Action item A
List every river, creek, or branch named in the text about Whitesville, West Virginia.
Action item B
In the text about Whitesville, West Virginia, on what date was Whitesville incorporated?
Action item C
Reproduce the text about Whitesville, West Virginia, word for word from "Whitesville is a" up to and including "and Pritchard City.".
BEGIN Given text
Whitesville is a town and former coal town in Boone County, West Virginia, United States, along the Big Coal River. The population was 361 at the 2020 census. Whitesville was incorporated on August 15, 1935, by the Boone County Circuit Court. The town derives its name from B. W. White, a pioneer settler. Whitesville was formerly known as Jarrold's Valley and Pritchard City.

==Geography==
Whitesville is located at (37.981297, -81.534055). The town occupies a narrow section of land along both sides of the Big Coal River that stretches from the river's confluence with Toms Branch on the south to just north of the river's confluence with Seng Creek. West Virginia Route 3 (Coal River Road) traverses Whitesville, connecting the town with Sylvester to the northwest and the Beckley area to the southeast.

According to the United States Census Bureau, the town has a total area of 0.33 sqmi, of which 0.31 sqmi is land and 0.02 sqmi is water.
END Given text
BEGIN Available data
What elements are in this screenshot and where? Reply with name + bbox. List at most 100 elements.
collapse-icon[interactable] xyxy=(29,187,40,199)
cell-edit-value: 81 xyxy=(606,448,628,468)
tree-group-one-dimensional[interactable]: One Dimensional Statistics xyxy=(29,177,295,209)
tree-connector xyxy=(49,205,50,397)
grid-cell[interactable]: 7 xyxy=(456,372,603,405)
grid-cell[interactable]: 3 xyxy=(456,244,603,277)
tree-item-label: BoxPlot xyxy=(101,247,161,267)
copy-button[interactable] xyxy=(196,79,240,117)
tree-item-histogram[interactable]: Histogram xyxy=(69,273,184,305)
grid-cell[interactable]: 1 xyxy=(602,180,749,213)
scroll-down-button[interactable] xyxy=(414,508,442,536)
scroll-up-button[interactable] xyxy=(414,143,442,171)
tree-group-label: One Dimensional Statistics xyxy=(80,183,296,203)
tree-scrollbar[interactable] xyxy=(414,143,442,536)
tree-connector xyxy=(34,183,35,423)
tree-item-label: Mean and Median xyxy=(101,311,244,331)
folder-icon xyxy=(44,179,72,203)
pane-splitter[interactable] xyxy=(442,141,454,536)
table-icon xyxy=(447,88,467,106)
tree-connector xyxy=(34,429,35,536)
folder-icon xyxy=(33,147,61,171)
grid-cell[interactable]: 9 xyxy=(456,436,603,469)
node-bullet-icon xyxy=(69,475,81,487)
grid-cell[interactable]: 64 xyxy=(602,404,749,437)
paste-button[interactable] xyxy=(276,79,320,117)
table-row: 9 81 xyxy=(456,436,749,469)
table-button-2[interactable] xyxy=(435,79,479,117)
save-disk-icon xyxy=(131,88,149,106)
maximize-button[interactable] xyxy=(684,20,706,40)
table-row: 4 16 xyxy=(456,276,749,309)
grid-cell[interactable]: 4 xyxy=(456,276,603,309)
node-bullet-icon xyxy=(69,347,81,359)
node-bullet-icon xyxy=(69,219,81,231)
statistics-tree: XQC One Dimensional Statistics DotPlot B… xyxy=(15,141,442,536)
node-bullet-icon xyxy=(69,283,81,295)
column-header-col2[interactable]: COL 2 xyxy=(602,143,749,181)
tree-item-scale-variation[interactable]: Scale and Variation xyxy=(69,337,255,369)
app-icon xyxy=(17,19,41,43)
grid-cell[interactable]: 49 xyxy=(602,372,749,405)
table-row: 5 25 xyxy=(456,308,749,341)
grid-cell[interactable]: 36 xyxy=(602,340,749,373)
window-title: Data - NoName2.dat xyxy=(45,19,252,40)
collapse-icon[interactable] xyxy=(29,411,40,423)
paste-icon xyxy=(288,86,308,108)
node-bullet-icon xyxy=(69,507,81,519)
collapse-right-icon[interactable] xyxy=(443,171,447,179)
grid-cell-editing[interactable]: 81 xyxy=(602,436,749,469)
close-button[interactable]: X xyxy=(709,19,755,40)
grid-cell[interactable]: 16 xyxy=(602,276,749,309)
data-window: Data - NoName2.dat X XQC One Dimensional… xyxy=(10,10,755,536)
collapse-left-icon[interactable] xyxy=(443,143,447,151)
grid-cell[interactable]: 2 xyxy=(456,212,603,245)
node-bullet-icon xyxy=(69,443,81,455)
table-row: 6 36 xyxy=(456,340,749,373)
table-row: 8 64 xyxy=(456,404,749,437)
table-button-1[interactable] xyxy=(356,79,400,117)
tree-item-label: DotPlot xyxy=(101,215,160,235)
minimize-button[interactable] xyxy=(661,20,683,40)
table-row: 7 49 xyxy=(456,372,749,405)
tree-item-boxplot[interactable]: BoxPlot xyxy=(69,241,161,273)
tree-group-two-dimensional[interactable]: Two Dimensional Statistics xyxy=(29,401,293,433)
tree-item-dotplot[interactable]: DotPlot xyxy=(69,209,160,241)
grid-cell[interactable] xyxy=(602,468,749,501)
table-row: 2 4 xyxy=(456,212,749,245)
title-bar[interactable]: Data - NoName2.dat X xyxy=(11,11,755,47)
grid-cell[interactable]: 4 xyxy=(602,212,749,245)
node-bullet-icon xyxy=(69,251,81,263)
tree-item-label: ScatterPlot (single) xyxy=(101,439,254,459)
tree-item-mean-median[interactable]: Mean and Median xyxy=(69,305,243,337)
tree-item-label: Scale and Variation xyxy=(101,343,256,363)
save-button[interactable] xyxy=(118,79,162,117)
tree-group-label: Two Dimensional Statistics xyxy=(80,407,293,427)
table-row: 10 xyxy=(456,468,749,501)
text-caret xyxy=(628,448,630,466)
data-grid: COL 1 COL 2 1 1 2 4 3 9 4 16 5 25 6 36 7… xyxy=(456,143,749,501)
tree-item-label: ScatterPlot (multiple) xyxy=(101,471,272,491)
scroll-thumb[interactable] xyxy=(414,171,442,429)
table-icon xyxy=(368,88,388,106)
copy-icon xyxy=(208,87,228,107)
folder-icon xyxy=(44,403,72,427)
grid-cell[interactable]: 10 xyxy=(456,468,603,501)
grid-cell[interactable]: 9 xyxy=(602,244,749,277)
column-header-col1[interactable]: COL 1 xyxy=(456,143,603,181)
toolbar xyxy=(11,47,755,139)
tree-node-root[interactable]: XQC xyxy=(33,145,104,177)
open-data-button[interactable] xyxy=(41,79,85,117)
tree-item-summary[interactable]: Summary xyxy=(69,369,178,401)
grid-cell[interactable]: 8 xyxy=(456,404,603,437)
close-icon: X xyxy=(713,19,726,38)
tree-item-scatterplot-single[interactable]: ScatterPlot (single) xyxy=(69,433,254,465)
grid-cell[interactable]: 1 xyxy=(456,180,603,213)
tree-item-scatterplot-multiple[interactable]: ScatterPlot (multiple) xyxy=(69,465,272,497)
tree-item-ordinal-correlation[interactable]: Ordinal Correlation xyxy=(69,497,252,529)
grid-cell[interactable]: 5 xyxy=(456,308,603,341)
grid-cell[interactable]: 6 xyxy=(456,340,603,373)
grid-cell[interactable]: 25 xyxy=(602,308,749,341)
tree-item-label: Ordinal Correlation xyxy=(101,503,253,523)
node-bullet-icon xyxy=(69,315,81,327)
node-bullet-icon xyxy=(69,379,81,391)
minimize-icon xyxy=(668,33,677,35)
END Available data
Written reply A
Big Coal River, Toms Branch, Seng Creek

Written reply B
August 15, 1935

Written reply C
Whitesville is a town and former coal town in Boone County, West Virginia, United States, along the Big Coal River. The population was 361 at the 2020 census. Whitesville was incorporated on August 15, 1935, by the Boone County Circuit Court. The town derives its name from B. W. White, a pioneer settler. Whitesville was formerly known as Jarrold's Valley and Pritchard City.